- _Required task_:
Pictures do not belong in the copy. Return all of the entries exactly.

==== Supplied records

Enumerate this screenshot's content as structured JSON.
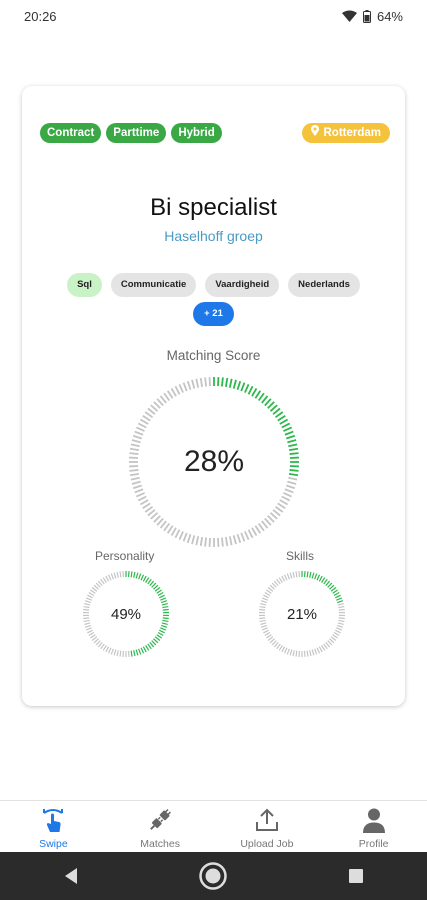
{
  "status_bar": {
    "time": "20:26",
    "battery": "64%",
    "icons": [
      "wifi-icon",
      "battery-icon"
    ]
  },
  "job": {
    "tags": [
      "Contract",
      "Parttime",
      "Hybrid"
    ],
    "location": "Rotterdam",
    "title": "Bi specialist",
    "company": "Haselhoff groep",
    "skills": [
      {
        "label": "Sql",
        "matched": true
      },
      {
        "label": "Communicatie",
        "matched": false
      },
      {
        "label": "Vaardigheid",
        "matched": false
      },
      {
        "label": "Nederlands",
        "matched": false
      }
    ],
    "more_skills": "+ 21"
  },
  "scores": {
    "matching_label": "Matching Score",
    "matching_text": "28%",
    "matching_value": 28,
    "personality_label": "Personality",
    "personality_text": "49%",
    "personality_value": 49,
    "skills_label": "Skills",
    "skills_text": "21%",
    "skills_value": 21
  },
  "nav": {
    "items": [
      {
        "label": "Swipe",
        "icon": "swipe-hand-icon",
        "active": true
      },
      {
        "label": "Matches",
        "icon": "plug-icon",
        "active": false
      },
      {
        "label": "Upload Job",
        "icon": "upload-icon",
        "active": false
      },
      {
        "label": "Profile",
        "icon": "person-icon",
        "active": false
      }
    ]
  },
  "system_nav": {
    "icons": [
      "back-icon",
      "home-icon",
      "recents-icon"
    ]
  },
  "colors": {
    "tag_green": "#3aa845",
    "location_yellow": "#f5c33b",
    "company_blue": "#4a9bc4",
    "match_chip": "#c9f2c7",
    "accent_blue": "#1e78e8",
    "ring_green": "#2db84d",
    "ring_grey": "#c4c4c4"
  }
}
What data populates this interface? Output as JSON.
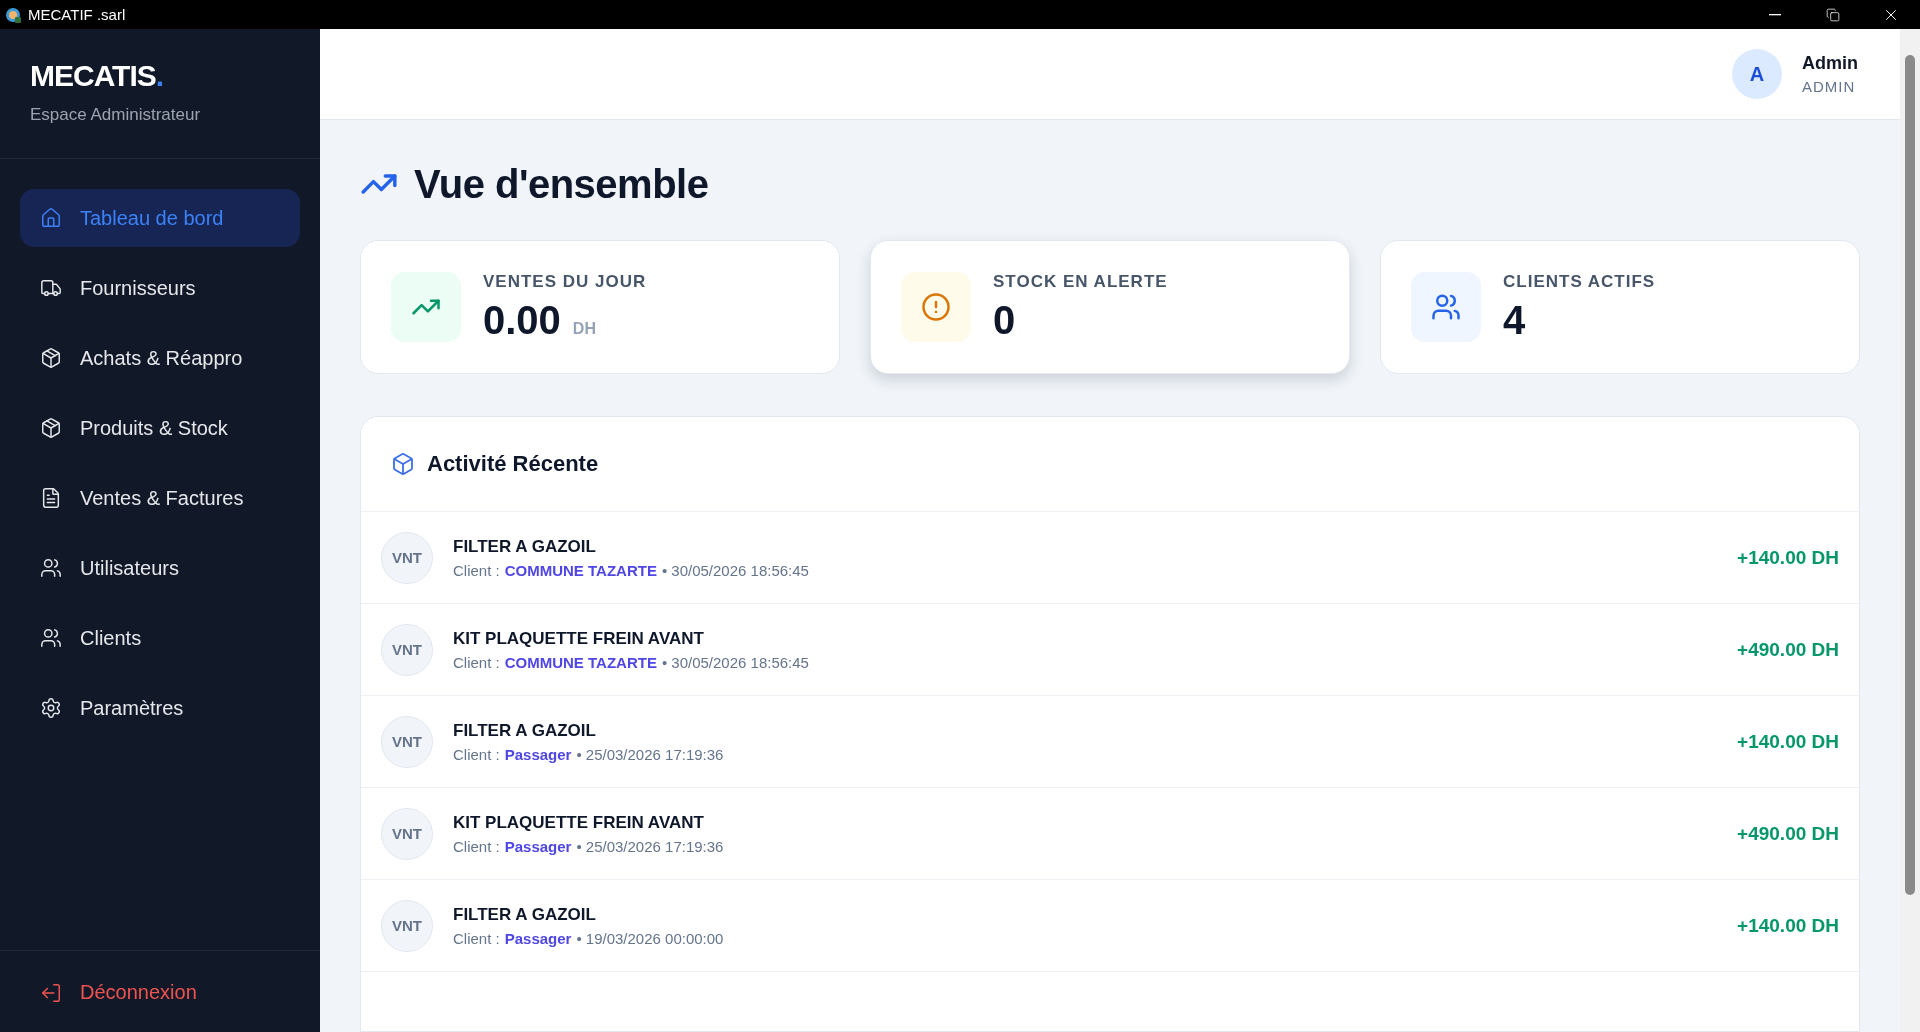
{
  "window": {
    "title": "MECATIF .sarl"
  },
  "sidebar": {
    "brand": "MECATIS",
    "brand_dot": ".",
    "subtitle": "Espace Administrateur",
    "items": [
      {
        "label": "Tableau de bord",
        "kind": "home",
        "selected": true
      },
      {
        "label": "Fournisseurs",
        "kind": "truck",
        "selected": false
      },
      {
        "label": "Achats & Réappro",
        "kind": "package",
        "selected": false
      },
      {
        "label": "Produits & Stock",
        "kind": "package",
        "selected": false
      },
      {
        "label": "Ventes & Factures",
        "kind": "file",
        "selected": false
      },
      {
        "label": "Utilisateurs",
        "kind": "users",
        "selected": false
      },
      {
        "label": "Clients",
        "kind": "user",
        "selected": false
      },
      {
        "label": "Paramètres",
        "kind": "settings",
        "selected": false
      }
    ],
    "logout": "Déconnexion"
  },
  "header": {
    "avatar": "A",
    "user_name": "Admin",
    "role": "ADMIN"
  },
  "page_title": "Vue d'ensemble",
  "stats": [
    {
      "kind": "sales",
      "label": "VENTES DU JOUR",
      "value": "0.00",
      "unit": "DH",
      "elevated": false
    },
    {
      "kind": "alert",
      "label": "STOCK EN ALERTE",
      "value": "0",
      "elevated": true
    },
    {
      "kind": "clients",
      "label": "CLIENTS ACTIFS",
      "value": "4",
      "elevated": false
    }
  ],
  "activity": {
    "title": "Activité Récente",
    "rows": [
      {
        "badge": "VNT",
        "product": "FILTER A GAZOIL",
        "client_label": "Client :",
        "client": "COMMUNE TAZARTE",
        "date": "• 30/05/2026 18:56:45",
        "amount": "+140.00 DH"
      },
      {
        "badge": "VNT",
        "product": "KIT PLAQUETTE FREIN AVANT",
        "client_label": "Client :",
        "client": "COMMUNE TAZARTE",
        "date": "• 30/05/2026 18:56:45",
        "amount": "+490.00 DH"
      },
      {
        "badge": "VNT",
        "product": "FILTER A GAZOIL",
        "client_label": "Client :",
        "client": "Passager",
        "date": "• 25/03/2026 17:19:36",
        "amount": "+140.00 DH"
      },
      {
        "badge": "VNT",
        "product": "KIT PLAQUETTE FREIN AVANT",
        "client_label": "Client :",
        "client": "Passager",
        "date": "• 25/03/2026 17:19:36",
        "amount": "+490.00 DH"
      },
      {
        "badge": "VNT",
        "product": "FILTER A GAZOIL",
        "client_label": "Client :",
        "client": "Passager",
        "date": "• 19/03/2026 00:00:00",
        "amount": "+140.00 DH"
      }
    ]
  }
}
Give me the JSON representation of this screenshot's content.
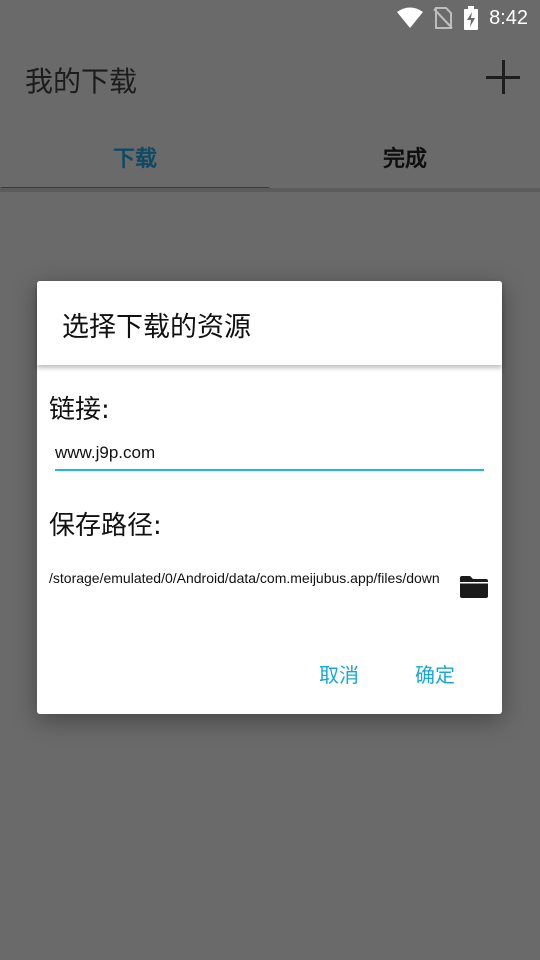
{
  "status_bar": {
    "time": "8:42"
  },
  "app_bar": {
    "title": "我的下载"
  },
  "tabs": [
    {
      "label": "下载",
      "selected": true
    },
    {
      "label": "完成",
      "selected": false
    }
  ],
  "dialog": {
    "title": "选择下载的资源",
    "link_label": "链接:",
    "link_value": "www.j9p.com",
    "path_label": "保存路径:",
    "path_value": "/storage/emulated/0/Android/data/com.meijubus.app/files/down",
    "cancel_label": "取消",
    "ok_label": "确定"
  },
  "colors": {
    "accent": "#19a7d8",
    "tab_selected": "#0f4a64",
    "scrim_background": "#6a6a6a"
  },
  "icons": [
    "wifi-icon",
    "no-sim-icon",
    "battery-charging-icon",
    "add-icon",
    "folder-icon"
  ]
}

========

- _Completed exercise_:
Enumerate this screenshot's content as structured JSON.
{
  "status_bar": {
    "time": "20:26",
    "battery": "64%",
    "icons": [
      "wifi-icon",
      "battery-icon"
    ]
  },
  "job": {
    "tags": [
      "Contract",
      "Parttime",
      "Hybrid"
    ],
    "location": "Rotterdam",
    "title": "Bi specialist",
    "company": "Haselhoff groep",
    "skills": [
      {
        "label": "Sql",
        "matched": true
      },
      {
        "label": "Communicatie",
        "matched": false
      },
      {
        "label": "Vaardigheid",
        "matched": false
      },
      {
        "label": "Nederlands",
        "matched": false
      }
    ],
    "more_skills": "+ 21"
  },
  "scores": {
    "matching_label": "Matching Score",
    "matching_text": "28%",
    "matching_value": 28,
    "personality_label": "Personality",
    "personality_text": "49%",
    "personality_value": 49,
    "skills_label": "Skills",
    "skills_text": "21%",
    "skills_value": 21
  },
  "nav": {
    "items": [
      {
        "label": "Swipe",
        "icon": "swipe-hand-icon",
        "active": true
      },
      {
        "label": "Matches",
        "icon": "plug-icon",
        "active": false
      },
      {
        "label": "Upload Job",
        "icon": "upload-icon",
        "active": false
      },
      {
        "label": "Profile",
        "icon": "person-icon",
        "active": false
      }
    ]
  },
  "system_nav": {
    "icons": [
      "back-icon",
      "home-icon",
      "recents-icon"
    ]
  },
  "colors": {
    "tag_green": "#3aa845",
    "location_yellow": "#f5c33b",
    "company_blue": "#4a9bc4",
    "match_chip": "#c9f2c7",
    "accent_blue": "#1e78e8",
    "ring_green": "#2db84d",
    "ring_grey": "#c4c4c4"
  }
}
What data populates this interface? Output as JSON.
{
  "window": {
    "title": "MECATIF .sarl"
  },
  "sidebar": {
    "brand": "MECATIS",
    "brand_dot": ".",
    "subtitle": "Espace Administrateur",
    "items": [
      {
        "label": "Tableau de bord",
        "kind": "home",
        "selected": true
      },
      {
        "label": "Fournisseurs",
        "kind": "truck",
        "selected": false
      },
      {
        "label": "Achats & Réappro",
        "kind": "package",
        "selected": false
      },
      {
        "label": "Produits & Stock",
        "kind": "package",
        "selected": false
      },
      {
        "label": "Ventes & Factures",
        "kind": "file",
        "selected": false
      },
      {
        "label": "Utilisateurs",
        "kind": "users",
        "selected": false
      },
      {
        "label": "Clients",
        "kind": "user",
        "selected": false
      },
      {
        "label": "Paramètres",
        "kind": "settings",
        "selected": false
      }
    ],
    "logout": "Déconnexion"
  },
  "header": {
    "avatar": "A",
    "user_name": "Admin",
    "role": "ADMIN"
  },
  "page_title": "Vue d'ensemble",
  "stats": [
    {
      "kind": "sales",
      "label": "VENTES DU JOUR",
      "value": "0.00",
      "unit": "DH",
      "elevated": false
    },
    {
      "kind": "alert",
      "label": "STOCK EN ALERTE",
      "value": "0",
      "elevated": true
    },
    {
      "kind": "clients",
      "label": "CLIENTS ACTIFS",
      "value": "4",
      "elevated": false
    }
  ],
  "activity": {
    "title": "Activité Récente",
    "rows": [
      {
        "badge": "VNT",
        "product": "FILTER A GAZOIL",
        "client_label": "Client :",
        "client": "COMMUNE TAZARTE",
        "date": "• 30/05/2026 18:56:45",
        "amount": "+140.00 DH"
      },
      {
        "badge": "VNT",
        "product": "KIT PLAQUETTE FREIN AVANT",
        "client_label": "Client :",
        "client": "COMMUNE TAZARTE",
        "date": "• 30/05/2026 18:56:45",
        "amount": "+490.00 DH"
      },
      {
        "badge": "VNT",
        "product": "FILTER A GAZOIL",
        "client_label": "Client :",
        "client": "Passager",
        "date": "• 25/03/2026 17:19:36",
        "amount": "+140.00 DH"
      },
      {
        "badge": "VNT",
        "product": "KIT PLAQUETTE FREIN AVANT",
        "client_label": "Client :",
        "client": "Passager",
        "date": "• 25/03/2026 17:19:36",
        "amount": "+490.00 DH"
      },
      {
        "badge": "VNT",
        "product": "FILTER A GAZOIL",
        "client_label": "Client :",
        "client": "Passager",
        "date": "• 19/03/2026 00:00:00",
        "amount": "+140.00 DH"
      }
    ]
  }
}
Give me the JSON representation of this screenshot's content.
{
  "status_bar": {
    "time": "8:42"
  },
  "app_bar": {
    "title": "我的下载"
  },
  "tabs": [
    {
      "label": "下载",
      "selected": true
    },
    {
      "label": "完成",
      "selected": false
    }
  ],
  "dialog": {
    "title": "选择下载的资源",
    "link_label": "链接:",
    "link_value": "www.j9p.com",
    "path_label": "保存路径:",
    "path_value": "/storage/emulated/0/Android/data/com.meijubus.app/files/down",
    "cancel_label": "取消",
    "ok_label": "确定"
  },
  "colors": {
    "accent": "#19a7d8",
    "tab_selected": "#0f4a64",
    "scrim_background": "#6a6a6a"
  },
  "icons": [
    "wifi-icon",
    "no-sim-icon",
    "battery-charging-icon",
    "add-icon",
    "folder-icon"
  ]
}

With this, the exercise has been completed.